Collected data entries
********************

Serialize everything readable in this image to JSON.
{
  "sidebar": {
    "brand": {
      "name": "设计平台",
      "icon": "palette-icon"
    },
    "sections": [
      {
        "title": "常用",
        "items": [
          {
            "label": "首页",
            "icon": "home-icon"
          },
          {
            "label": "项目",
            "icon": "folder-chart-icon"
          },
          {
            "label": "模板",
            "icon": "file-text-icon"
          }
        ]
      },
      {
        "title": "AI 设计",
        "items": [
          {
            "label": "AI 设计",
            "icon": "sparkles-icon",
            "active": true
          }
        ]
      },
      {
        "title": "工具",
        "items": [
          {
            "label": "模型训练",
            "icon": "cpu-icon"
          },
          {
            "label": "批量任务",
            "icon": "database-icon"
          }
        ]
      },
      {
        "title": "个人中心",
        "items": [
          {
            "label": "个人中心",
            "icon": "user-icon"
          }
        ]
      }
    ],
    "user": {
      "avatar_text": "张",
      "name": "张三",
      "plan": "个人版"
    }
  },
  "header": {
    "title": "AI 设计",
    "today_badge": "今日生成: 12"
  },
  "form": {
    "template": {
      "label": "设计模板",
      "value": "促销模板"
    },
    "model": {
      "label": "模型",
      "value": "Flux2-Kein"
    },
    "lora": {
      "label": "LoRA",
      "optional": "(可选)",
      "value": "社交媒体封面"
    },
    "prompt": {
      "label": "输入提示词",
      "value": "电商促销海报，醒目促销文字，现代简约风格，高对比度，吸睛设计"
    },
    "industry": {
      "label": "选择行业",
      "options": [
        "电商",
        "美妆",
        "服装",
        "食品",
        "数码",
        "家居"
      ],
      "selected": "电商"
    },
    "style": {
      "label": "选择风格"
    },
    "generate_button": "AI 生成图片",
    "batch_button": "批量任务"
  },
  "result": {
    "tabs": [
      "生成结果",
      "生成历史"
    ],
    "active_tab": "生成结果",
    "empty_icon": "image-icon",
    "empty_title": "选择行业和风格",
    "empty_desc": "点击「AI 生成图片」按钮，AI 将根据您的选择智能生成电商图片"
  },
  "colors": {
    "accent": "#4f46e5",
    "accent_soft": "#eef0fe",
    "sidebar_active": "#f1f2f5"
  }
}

********************

The task: Gather up the lines containing the word "icon" from these records and copy them.

Solution to this problem:
      "icon": "palette-icon"
            "icon": "home-icon"
            "icon": "folder-chart-icon"
            "icon": "file-text-icon"
            "icon": "sparkles-icon",
            "icon": "cpu-icon"
            "icon": "database-icon"
            "icon": "user-icon"
    "empty_icon": "image-icon",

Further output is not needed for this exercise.